In the data below, find each line containing the string "series" and return it.

Records.
------
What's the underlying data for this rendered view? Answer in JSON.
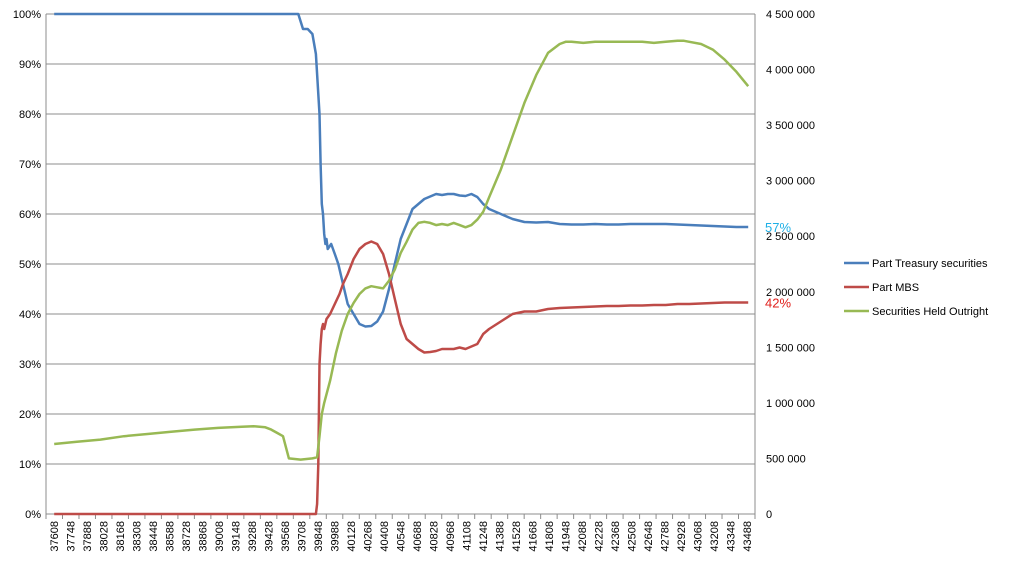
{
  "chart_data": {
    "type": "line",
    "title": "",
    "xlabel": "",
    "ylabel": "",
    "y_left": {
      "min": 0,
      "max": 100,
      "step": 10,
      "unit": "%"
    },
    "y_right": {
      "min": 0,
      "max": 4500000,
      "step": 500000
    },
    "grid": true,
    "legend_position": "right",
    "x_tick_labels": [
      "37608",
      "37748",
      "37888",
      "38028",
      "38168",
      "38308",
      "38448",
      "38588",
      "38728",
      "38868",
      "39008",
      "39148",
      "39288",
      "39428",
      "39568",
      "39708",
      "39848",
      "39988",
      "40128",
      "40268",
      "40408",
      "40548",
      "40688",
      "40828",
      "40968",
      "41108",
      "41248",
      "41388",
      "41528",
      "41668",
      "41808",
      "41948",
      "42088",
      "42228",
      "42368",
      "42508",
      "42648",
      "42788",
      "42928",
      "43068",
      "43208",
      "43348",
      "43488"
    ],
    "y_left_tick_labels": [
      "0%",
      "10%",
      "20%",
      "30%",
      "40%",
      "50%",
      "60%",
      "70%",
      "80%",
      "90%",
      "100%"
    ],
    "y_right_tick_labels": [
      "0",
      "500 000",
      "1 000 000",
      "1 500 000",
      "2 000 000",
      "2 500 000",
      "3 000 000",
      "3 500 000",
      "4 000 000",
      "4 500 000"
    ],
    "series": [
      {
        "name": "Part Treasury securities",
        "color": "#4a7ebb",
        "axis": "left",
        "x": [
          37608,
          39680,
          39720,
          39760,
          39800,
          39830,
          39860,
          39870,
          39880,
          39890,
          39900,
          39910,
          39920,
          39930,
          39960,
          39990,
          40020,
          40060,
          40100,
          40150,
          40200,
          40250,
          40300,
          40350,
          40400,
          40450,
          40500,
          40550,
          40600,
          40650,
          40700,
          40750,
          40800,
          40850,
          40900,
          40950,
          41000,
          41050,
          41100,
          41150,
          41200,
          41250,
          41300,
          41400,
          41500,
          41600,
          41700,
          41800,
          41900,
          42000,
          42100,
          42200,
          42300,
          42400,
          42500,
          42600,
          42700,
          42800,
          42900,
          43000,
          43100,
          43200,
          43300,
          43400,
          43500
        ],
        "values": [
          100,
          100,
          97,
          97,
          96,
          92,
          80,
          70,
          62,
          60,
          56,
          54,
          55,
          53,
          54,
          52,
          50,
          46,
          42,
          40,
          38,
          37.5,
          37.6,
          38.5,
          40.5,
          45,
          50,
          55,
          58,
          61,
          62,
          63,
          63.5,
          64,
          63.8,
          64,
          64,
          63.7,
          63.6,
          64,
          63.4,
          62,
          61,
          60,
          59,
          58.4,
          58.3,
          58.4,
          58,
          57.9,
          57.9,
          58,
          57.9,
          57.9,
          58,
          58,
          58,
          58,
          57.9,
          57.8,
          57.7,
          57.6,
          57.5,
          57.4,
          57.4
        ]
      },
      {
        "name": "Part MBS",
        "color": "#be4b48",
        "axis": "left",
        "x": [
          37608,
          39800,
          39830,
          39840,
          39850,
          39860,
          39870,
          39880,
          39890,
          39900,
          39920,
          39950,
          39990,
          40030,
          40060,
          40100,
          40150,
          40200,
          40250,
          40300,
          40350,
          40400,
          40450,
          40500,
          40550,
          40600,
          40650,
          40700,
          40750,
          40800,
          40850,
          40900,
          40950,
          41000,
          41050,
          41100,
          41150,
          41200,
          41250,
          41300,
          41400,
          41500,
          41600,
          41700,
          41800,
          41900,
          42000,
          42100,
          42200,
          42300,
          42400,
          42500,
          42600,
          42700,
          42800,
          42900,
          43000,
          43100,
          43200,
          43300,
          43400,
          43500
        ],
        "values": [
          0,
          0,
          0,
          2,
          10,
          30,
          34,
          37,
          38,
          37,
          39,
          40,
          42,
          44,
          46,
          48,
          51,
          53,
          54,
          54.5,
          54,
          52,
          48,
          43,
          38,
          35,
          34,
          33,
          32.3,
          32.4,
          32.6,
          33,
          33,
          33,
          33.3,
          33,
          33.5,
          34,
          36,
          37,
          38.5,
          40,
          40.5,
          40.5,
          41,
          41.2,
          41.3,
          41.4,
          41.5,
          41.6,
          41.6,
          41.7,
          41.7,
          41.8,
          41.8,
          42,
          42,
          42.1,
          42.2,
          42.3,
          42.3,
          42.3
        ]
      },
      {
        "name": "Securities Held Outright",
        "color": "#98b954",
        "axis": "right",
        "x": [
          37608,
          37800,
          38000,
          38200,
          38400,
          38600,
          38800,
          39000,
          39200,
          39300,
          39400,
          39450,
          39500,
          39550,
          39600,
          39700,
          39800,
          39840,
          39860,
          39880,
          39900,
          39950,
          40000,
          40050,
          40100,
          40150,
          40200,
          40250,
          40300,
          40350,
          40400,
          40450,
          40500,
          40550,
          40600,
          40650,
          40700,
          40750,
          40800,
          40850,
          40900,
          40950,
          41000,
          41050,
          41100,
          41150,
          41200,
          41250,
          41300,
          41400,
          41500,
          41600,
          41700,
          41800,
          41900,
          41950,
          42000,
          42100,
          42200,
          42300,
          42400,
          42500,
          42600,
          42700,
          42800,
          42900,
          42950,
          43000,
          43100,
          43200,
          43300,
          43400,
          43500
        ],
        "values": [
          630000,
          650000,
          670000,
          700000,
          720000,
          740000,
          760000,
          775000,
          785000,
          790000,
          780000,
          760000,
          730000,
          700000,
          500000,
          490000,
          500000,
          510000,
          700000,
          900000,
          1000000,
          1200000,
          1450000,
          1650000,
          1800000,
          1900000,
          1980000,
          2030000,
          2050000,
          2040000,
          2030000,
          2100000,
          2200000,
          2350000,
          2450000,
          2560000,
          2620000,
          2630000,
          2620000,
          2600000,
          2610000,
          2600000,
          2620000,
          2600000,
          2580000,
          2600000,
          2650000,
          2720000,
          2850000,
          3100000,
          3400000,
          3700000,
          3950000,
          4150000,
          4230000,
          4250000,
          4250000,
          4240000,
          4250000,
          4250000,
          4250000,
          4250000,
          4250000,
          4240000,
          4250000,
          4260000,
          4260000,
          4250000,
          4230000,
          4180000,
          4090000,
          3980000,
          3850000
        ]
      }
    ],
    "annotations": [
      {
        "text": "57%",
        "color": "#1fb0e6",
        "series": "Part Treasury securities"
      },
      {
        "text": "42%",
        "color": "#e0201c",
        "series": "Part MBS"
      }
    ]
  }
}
------
Expected answer.
    "series": [
        "series": "Part Treasury securities"
        "series": "Part MBS"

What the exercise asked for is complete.